## Task objective
Give back each entry unchanged, minus pictures.

## Available data
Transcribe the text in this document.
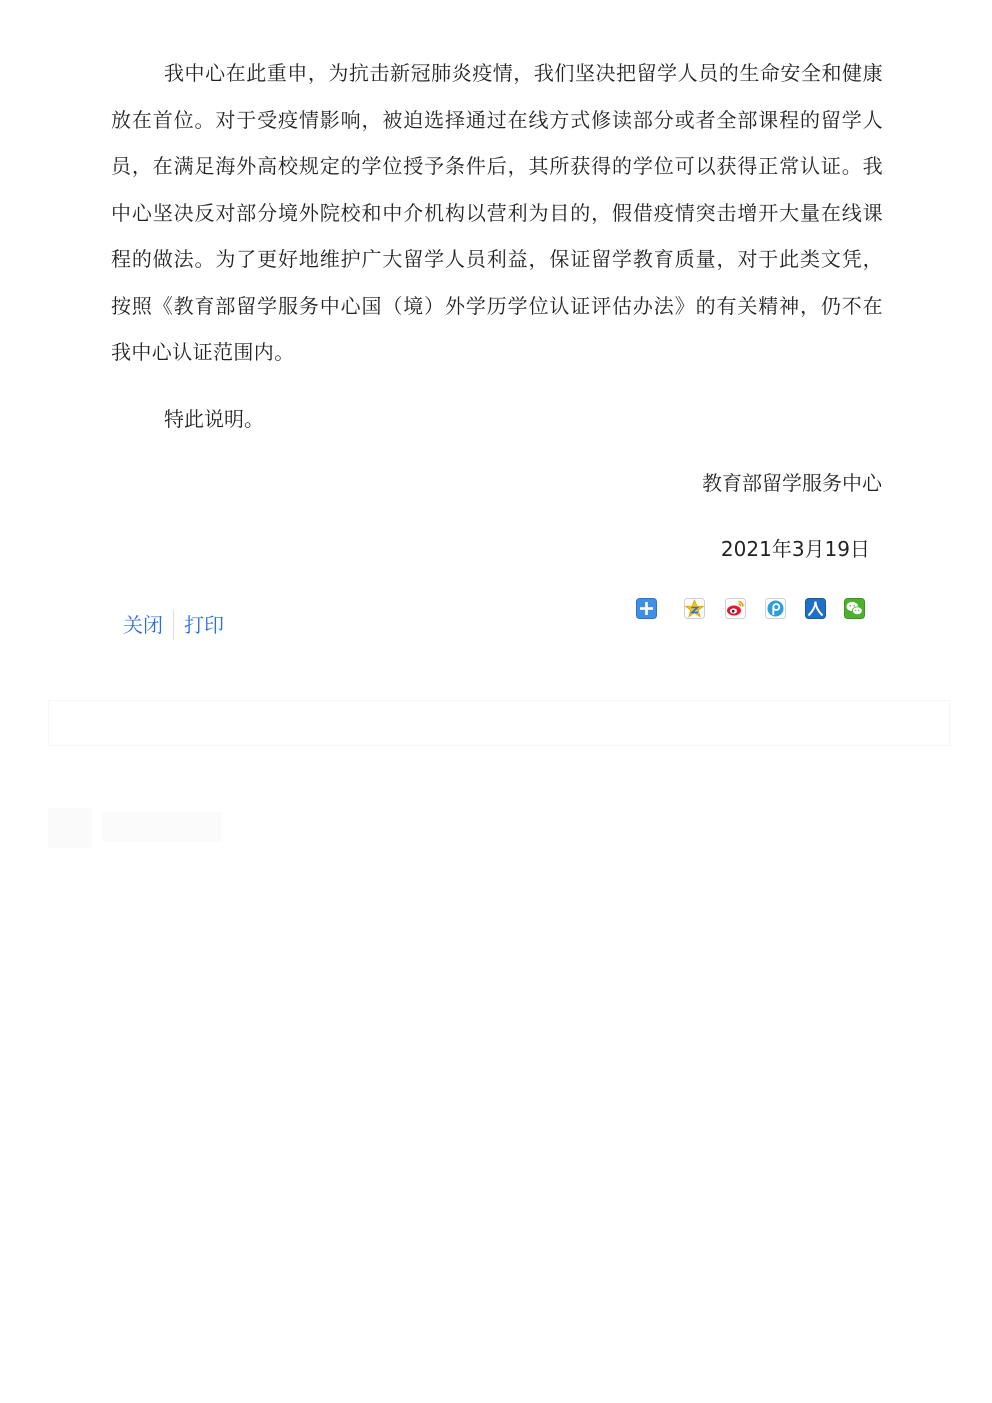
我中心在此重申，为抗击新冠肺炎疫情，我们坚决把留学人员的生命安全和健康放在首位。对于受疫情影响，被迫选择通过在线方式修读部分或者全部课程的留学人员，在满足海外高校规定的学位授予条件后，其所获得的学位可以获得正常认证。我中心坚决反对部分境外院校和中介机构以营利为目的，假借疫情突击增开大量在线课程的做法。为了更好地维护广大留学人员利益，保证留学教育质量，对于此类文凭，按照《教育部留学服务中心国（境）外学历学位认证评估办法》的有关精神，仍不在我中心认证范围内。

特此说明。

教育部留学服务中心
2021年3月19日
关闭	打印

## Correct result
Transcribe the text in this document.
我中心在此重申，为抗击新冠肺炎疫情，我们坚决把留学人员的生命安全和健康放在首位。对于受疫情影响，被迫选择通过在线方式修读部分或者全部课程的留学人员，在满足海外高校规定的学位授予条件后，其所获得的学位可以获得正常认证。我中心坚决反对部分境外院校和中介机构以营利为目的，假借疫情突击增开大量在线课程的做法。为了更好地维护广大留学人员利益，保证留学教育质量，对于此类文凭，按照《教育部留学服务中心国（境）外学历学位认证评估办法》的有关精神，仍不在我中心认证范围内。

特此说明。

教育部留学服务中心
2021年3月19日
关闭	打印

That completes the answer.